==== SOURCE RECORDS ====
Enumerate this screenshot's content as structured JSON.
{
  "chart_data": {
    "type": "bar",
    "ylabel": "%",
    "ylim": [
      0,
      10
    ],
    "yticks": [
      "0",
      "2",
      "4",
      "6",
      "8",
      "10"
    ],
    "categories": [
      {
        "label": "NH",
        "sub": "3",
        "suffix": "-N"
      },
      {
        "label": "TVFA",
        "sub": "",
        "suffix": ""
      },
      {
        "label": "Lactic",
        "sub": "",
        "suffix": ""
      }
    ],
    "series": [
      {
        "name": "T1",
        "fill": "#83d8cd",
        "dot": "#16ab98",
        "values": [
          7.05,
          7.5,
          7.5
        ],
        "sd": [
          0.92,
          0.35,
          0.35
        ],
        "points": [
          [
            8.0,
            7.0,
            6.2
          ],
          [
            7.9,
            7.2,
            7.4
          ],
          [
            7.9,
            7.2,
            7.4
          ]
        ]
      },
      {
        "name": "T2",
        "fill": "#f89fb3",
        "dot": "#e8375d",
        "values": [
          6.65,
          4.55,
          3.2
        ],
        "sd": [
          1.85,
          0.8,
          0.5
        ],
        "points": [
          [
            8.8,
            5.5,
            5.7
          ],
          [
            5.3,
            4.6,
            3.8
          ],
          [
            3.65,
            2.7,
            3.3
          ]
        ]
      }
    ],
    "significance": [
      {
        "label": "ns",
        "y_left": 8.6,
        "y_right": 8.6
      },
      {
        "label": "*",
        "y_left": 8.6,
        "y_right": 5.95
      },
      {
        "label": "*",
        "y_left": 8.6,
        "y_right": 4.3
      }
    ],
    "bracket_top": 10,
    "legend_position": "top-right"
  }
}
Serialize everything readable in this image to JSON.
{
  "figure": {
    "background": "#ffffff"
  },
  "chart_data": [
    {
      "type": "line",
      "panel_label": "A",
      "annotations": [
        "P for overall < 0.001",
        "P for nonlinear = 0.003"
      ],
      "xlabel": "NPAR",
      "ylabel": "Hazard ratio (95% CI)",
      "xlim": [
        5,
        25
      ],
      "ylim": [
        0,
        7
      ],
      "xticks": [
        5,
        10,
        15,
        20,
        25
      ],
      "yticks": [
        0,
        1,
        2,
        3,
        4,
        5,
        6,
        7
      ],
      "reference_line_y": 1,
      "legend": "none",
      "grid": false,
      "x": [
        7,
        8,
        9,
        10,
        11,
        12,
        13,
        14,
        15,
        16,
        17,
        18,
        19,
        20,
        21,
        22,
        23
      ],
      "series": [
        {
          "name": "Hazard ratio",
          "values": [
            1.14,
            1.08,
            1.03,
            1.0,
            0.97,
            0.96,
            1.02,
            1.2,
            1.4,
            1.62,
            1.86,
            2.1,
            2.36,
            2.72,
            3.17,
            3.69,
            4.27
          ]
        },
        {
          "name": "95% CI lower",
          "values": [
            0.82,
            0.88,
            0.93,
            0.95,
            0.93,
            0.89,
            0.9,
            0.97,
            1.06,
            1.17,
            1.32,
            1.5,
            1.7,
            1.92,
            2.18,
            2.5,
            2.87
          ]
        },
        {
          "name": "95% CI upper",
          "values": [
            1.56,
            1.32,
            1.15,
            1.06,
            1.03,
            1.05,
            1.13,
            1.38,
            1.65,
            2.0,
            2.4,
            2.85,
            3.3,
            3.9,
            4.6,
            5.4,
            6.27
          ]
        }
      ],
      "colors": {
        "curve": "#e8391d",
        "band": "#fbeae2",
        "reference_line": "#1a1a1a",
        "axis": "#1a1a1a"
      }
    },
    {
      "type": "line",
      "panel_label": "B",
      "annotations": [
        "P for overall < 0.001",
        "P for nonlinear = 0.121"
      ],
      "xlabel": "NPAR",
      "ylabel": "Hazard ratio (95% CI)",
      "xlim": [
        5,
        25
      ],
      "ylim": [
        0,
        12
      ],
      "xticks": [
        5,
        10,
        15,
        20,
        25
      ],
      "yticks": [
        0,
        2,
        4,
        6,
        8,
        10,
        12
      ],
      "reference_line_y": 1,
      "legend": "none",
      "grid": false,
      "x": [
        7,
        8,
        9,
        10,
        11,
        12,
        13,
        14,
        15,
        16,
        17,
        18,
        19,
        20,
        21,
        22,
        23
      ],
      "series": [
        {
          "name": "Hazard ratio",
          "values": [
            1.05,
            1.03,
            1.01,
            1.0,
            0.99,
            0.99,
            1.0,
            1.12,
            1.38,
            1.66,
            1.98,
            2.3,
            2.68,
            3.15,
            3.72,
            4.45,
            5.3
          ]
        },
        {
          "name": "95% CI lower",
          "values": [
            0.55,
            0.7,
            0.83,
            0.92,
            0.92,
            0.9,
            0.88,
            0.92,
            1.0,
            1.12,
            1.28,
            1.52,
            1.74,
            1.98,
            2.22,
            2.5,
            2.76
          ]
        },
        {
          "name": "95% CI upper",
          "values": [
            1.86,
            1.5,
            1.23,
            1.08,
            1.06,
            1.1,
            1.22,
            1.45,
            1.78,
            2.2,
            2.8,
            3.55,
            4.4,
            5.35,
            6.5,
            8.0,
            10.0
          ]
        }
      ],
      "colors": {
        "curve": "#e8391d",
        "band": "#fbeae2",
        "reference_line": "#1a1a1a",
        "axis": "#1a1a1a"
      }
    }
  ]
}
====
**GOAL:** Print all of the data exactly as it was given.

**WRITTEN RESPONSE:**
Enumerate this screenshot's content as structured JSON.
{
  "chart_data": {
    "type": "bar",
    "ylabel": "%",
    "ylim": [
      0,
      10
    ],
    "yticks": [
      "0",
      "2",
      "4",
      "6",
      "8",
      "10"
    ],
    "categories": [
      {
        "label": "NH",
        "sub": "3",
        "suffix": "-N"
      },
      {
        "label": "TVFA",
        "sub": "",
        "suffix": ""
      },
      {
        "label": "Lactic",
        "sub": "",
        "suffix": ""
      }
    ],
    "series": [
      {
        "name": "T1",
        "fill": "#83d8cd",
        "dot": "#16ab98",
        "values": [
          7.05,
          7.5,
          7.5
        ],
        "sd": [
          0.92,
          0.35,
          0.35
        ],
        "points": [
          [
            8.0,
            7.0,
            6.2
          ],
          [
            7.9,
            7.2,
            7.4
          ],
          [
            7.9,
            7.2,
            7.4
          ]
        ]
      },
      {
        "name": "T2",
        "fill": "#f89fb3",
        "dot": "#e8375d",
        "values": [
          6.65,
          4.55,
          3.2
        ],
        "sd": [
          1.85,
          0.8,
          0.5
        ],
        "points": [
          [
            8.8,
            5.5,
            5.7
          ],
          [
            5.3,
            4.6,
            3.8
          ],
          [
            3.65,
            2.7,
            3.3
          ]
        ]
      }
    ],
    "significance": [
      {
        "label": "ns",
        "y_left": 8.6,
        "y_right": 8.6
      },
      {
        "label": "*",
        "y_left": 8.6,
        "y_right": 5.95
      },
      {
        "label": "*",
        "y_left": 8.6,
        "y_right": 4.3
      }
    ],
    "bracket_top": 10,
    "legend_position": "top-right"
  }
}
Serialize everything readable in this image to JSON.
{
  "figure": {
    "background": "#ffffff"
  },
  "chart_data": [
    {
      "type": "line",
      "panel_label": "A",
      "annotations": [
        "P for overall < 0.001",
        "P for nonlinear = 0.003"
      ],
      "xlabel": "NPAR",
      "ylabel": "Hazard ratio (95% CI)",
      "xlim": [
        5,
        25
      ],
      "ylim": [
        0,
        7
      ],
      "xticks": [
        5,
        10,
        15,
        20,
        25
      ],
      "yticks": [
        0,
        1,
        2,
        3,
        4,
        5,
        6,
        7
      ],
      "reference_line_y": 1,
      "legend": "none",
      "grid": false,
      "x": [
        7,
        8,
        9,
        10,
        11,
        12,
        13,
        14,
        15,
        16,
        17,
        18,
        19,
        20,
        21,
        22,
        23
      ],
      "series": [
        {
          "name": "Hazard ratio",
          "values": [
            1.14,
            1.08,
            1.03,
            1.0,
            0.97,
            0.96,
            1.02,
            1.2,
            1.4,
            1.62,
            1.86,
            2.1,
            2.36,
            2.72,
            3.17,
            3.69,
            4.27
          ]
        },
        {
          "name": "95% CI lower",
          "values": [
            0.82,
            0.88,
            0.93,
            0.95,
            0.93,
            0.89,
            0.9,
            0.97,
            1.06,
            1.17,
            1.32,
            1.5,
            1.7,
            1.92,
            2.18,
            2.5,
            2.87
          ]
        },
        {
          "name": "95% CI upper",
          "values": [
            1.56,
            1.32,
            1.15,
            1.06,
            1.03,
            1.05,
            1.13,
            1.38,
            1.65,
            2.0,
            2.4,
            2.85,
            3.3,
            3.9,
            4.6,
            5.4,
            6.27
          ]
        }
      ],
      "colors": {
        "curve": "#e8391d",
        "band": "#fbeae2",
        "reference_line": "#1a1a1a",
        "axis": "#1a1a1a"
      }
    },
    {
      "type": "line",
      "panel_label": "B",
      "annotations": [
        "P for overall < 0.001",
        "P for nonlinear = 0.121"
      ],
      "xlabel": "NPAR",
      "ylabel": "Hazard ratio (95% CI)",
      "xlim": [
        5,
        25
      ],
      "ylim": [
        0,
        12
      ],
      "xticks": [
        5,
        10,
        15,
        20,
        25
      ],
      "yticks": [
        0,
        2,
        4,
        6,
        8,
        10,
        12
      ],
      "reference_line_y": 1,
      "legend": "none",
      "grid": false,
      "x": [
        7,
        8,
        9,
        10,
        11,
        12,
        13,
        14,
        15,
        16,
        17,
        18,
        19,
        20,
        21,
        22,
        23
      ],
      "series": [
        {
          "name": "Hazard ratio",
          "values": [
            1.05,
            1.03,
            1.01,
            1.0,
            0.99,
            0.99,
            1.0,
            1.12,
            1.38,
            1.66,
            1.98,
            2.3,
            2.68,
            3.15,
            3.72,
            4.45,
            5.3
          ]
        },
        {
          "name": "95% CI lower",
          "values": [
            0.55,
            0.7,
            0.83,
            0.92,
            0.92,
            0.9,
            0.88,
            0.92,
            1.0,
            1.12,
            1.28,
            1.52,
            1.74,
            1.98,
            2.22,
            2.5,
            2.76
          ]
        },
        {
          "name": "95% CI upper",
          "values": [
            1.86,
            1.5,
            1.23,
            1.08,
            1.06,
            1.1,
            1.22,
            1.45,
            1.78,
            2.2,
            2.8,
            3.55,
            4.4,
            5.35,
            6.5,
            8.0,
            10.0
          ]
        }
      ],
      "colors": {
        "curve": "#e8391d",
        "band": "#fbeae2",
        "reference_line": "#1a1a1a",
        "axis": "#1a1a1a"
      }
    }
  ]
}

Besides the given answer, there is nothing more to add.